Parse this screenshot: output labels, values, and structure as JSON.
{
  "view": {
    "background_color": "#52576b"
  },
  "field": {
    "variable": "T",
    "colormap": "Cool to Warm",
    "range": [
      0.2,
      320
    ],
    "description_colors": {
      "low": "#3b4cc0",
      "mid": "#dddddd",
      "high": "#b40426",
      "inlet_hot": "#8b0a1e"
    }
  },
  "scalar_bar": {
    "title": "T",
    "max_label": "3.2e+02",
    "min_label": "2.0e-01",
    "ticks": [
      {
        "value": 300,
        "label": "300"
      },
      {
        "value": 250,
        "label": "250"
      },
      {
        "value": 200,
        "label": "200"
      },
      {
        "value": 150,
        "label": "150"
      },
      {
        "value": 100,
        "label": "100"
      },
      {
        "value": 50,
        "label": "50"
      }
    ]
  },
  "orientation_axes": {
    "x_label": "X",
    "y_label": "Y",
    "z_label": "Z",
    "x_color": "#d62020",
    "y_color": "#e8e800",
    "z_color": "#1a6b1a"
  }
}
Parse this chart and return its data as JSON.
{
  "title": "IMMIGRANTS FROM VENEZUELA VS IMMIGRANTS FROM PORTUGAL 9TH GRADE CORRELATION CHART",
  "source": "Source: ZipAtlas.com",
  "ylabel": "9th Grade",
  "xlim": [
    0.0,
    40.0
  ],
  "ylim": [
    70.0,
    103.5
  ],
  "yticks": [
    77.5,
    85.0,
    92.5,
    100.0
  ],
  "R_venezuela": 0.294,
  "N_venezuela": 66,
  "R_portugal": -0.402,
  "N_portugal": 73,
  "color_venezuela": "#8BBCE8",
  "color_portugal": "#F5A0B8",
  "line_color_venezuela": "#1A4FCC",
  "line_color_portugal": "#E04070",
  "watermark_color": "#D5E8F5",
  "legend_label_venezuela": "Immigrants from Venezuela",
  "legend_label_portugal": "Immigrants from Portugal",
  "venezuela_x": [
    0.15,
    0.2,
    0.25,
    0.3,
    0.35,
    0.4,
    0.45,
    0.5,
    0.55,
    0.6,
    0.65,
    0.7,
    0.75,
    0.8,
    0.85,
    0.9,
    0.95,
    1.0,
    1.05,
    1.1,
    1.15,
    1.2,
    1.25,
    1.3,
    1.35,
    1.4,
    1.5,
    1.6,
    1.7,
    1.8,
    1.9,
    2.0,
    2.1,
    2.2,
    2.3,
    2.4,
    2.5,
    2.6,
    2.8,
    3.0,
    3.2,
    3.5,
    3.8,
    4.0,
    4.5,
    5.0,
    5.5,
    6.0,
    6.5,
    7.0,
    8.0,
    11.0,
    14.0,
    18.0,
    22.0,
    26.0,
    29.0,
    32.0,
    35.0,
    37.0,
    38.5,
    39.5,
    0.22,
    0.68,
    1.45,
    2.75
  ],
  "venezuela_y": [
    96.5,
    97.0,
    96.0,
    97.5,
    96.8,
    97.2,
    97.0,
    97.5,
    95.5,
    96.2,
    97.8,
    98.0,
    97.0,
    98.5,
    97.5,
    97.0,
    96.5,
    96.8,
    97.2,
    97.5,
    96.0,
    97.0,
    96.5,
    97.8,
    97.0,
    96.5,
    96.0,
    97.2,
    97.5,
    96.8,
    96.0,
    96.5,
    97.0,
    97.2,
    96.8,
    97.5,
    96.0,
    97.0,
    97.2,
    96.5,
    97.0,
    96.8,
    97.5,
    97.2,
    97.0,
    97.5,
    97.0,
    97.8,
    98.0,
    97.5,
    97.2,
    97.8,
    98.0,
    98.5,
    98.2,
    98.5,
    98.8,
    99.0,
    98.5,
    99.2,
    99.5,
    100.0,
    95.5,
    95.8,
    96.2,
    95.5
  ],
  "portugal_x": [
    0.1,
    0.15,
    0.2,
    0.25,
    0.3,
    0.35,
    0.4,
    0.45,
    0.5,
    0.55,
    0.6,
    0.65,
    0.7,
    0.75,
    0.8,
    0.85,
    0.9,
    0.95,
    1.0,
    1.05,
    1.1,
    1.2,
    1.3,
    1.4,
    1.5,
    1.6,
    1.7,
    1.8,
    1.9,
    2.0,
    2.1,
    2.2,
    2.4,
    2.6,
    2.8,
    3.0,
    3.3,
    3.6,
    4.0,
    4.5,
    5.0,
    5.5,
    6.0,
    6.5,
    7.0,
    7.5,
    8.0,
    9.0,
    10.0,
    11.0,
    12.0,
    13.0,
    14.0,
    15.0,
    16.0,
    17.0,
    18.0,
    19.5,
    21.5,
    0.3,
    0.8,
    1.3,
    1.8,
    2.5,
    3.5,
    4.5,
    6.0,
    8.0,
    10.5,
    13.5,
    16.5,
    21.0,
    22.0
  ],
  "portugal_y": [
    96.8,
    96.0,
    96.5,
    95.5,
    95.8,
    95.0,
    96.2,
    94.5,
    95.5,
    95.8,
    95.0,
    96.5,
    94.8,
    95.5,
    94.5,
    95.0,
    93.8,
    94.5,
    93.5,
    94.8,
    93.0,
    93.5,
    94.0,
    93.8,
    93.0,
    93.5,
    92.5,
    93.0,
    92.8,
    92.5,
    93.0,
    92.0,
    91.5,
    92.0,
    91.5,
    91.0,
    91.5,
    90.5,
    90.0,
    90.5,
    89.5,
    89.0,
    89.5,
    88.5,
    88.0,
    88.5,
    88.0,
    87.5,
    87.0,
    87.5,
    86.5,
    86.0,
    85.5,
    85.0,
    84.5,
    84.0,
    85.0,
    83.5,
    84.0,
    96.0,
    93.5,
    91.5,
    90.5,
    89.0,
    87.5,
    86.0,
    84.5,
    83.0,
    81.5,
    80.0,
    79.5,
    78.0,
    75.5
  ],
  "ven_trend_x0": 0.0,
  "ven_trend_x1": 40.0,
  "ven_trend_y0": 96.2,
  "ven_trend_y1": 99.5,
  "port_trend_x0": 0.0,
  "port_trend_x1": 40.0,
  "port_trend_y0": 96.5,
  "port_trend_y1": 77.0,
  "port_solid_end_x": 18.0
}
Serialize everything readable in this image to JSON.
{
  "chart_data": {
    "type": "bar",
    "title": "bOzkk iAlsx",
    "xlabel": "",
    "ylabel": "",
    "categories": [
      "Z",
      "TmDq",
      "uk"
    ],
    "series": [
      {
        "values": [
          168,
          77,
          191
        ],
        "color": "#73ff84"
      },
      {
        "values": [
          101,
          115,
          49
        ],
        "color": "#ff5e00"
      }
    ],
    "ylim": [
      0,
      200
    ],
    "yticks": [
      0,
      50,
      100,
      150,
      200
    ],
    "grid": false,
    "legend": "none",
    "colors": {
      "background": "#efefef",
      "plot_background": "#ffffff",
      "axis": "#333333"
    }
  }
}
• • • • •
- **Set problem**
Recopy the entries above exactly, with every line included.

- **Reply to the exercise**
Parse this screenshot: output labels, values, and structure as JSON.
{
  "view": {
    "background_color": "#52576b"
  },
  "field": {
    "variable": "T",
    "colormap": "Cool to Warm",
    "range": [
      0.2,
      320
    ],
    "description_colors": {
      "low": "#3b4cc0",
      "mid": "#dddddd",
      "high": "#b40426",
      "inlet_hot": "#8b0a1e"
    }
  },
  "scalar_bar": {
    "title": "T",
    "max_label": "3.2e+02",
    "min_label": "2.0e-01",
    "ticks": [
      {
        "value": 300,
        "label": "300"
      },
      {
        "value": 250,
        "label": "250"
      },
      {
        "value": 200,
        "label": "200"
      },
      {
        "value": 150,
        "label": "150"
      },
      {
        "value": 100,
        "label": "100"
      },
      {
        "value": 50,
        "label": "50"
      }
    ]
  },
  "orientation_axes": {
    "x_label": "X",
    "y_label": "Y",
    "z_label": "Z",
    "x_color": "#d62020",
    "y_color": "#e8e800",
    "z_color": "#1a6b1a"
  }
}
Parse this chart and return its data as JSON.
{
  "title": "IMMIGRANTS FROM VENEZUELA VS IMMIGRANTS FROM PORTUGAL 9TH GRADE CORRELATION CHART",
  "source": "Source: ZipAtlas.com",
  "ylabel": "9th Grade",
  "xlim": [
    0.0,
    40.0
  ],
  "ylim": [
    70.0,
    103.5
  ],
  "yticks": [
    77.5,
    85.0,
    92.5,
    100.0
  ],
  "R_venezuela": 0.294,
  "N_venezuela": 66,
  "R_portugal": -0.402,
  "N_portugal": 73,
  "color_venezuela": "#8BBCE8",
  "color_portugal": "#F5A0B8",
  "line_color_venezuela": "#1A4FCC",
  "line_color_portugal": "#E04070",
  "watermark_color": "#D5E8F5",
  "legend_label_venezuela": "Immigrants from Venezuela",
  "legend_label_portugal": "Immigrants from Portugal",
  "venezuela_x": [
    0.15,
    0.2,
    0.25,
    0.3,
    0.35,
    0.4,
    0.45,
    0.5,
    0.55,
    0.6,
    0.65,
    0.7,
    0.75,
    0.8,
    0.85,
    0.9,
    0.95,
    1.0,
    1.05,
    1.1,
    1.15,
    1.2,
    1.25,
    1.3,
    1.35,
    1.4,
    1.5,
    1.6,
    1.7,
    1.8,
    1.9,
    2.0,
    2.1,
    2.2,
    2.3,
    2.4,
    2.5,
    2.6,
    2.8,
    3.0,
    3.2,
    3.5,
    3.8,
    4.0,
    4.5,
    5.0,
    5.5,
    6.0,
    6.5,
    7.0,
    8.0,
    11.0,
    14.0,
    18.0,
    22.0,
    26.0,
    29.0,
    32.0,
    35.0,
    37.0,
    38.5,
    39.5,
    0.22,
    0.68,
    1.45,
    2.75
  ],
  "venezuela_y": [
    96.5,
    97.0,
    96.0,
    97.5,
    96.8,
    97.2,
    97.0,
    97.5,
    95.5,
    96.2,
    97.8,
    98.0,
    97.0,
    98.5,
    97.5,
    97.0,
    96.5,
    96.8,
    97.2,
    97.5,
    96.0,
    97.0,
    96.5,
    97.8,
    97.0,
    96.5,
    96.0,
    97.2,
    97.5,
    96.8,
    96.0,
    96.5,
    97.0,
    97.2,
    96.8,
    97.5,
    96.0,
    97.0,
    97.2,
    96.5,
    97.0,
    96.8,
    97.5,
    97.2,
    97.0,
    97.5,
    97.0,
    97.8,
    98.0,
    97.5,
    97.2,
    97.8,
    98.0,
    98.5,
    98.2,
    98.5,
    98.8,
    99.0,
    98.5,
    99.2,
    99.5,
    100.0,
    95.5,
    95.8,
    96.2,
    95.5
  ],
  "portugal_x": [
    0.1,
    0.15,
    0.2,
    0.25,
    0.3,
    0.35,
    0.4,
    0.45,
    0.5,
    0.55,
    0.6,
    0.65,
    0.7,
    0.75,
    0.8,
    0.85,
    0.9,
    0.95,
    1.0,
    1.05,
    1.1,
    1.2,
    1.3,
    1.4,
    1.5,
    1.6,
    1.7,
    1.8,
    1.9,
    2.0,
    2.1,
    2.2,
    2.4,
    2.6,
    2.8,
    3.0,
    3.3,
    3.6,
    4.0,
    4.5,
    5.0,
    5.5,
    6.0,
    6.5,
    7.0,
    7.5,
    8.0,
    9.0,
    10.0,
    11.0,
    12.0,
    13.0,
    14.0,
    15.0,
    16.0,
    17.0,
    18.0,
    19.5,
    21.5,
    0.3,
    0.8,
    1.3,
    1.8,
    2.5,
    3.5,
    4.5,
    6.0,
    8.0,
    10.5,
    13.5,
    16.5,
    21.0,
    22.0
  ],
  "portugal_y": [
    96.8,
    96.0,
    96.5,
    95.5,
    95.8,
    95.0,
    96.2,
    94.5,
    95.5,
    95.8,
    95.0,
    96.5,
    94.8,
    95.5,
    94.5,
    95.0,
    93.8,
    94.5,
    93.5,
    94.8,
    93.0,
    93.5,
    94.0,
    93.8,
    93.0,
    93.5,
    92.5,
    93.0,
    92.8,
    92.5,
    93.0,
    92.0,
    91.5,
    92.0,
    91.5,
    91.0,
    91.5,
    90.5,
    90.0,
    90.5,
    89.5,
    89.0,
    89.5,
    88.5,
    88.0,
    88.5,
    88.0,
    87.5,
    87.0,
    87.5,
    86.5,
    86.0,
    85.5,
    85.0,
    84.5,
    84.0,
    85.0,
    83.5,
    84.0,
    96.0,
    93.5,
    91.5,
    90.5,
    89.0,
    87.5,
    86.0,
    84.5,
    83.0,
    81.5,
    80.0,
    79.5,
    78.0,
    75.5
  ],
  "ven_trend_x0": 0.0,
  "ven_trend_x1": 40.0,
  "ven_trend_y0": 96.2,
  "ven_trend_y1": 99.5,
  "port_trend_x0": 0.0,
  "port_trend_x1": 40.0,
  "port_trend_y0": 96.5,
  "port_trend_y1": 77.0,
  "port_solid_end_x": 18.0
}
Serialize everything readable in this image to JSON.
{
  "chart_data": {
    "type": "bar",
    "title": "bOzkk iAlsx",
    "xlabel": "",
    "ylabel": "",
    "categories": [
      "Z",
      "TmDq",
      "uk"
    ],
    "series": [
      {
        "values": [
          168,
          77,
          191
        ],
        "color": "#73ff84"
      },
      {
        "values": [
          101,
          115,
          49
        ],
        "color": "#ff5e00"
      }
    ],
    "ylim": [
      0,
      200
    ],
    "yticks": [
      0,
      50,
      100,
      150,
      200
    ],
    "grid": false,
    "legend": "none",
    "colors": {
      "background": "#efefef",
      "plot_background": "#ffffff",
      "axis": "#333333"
    }
  }
}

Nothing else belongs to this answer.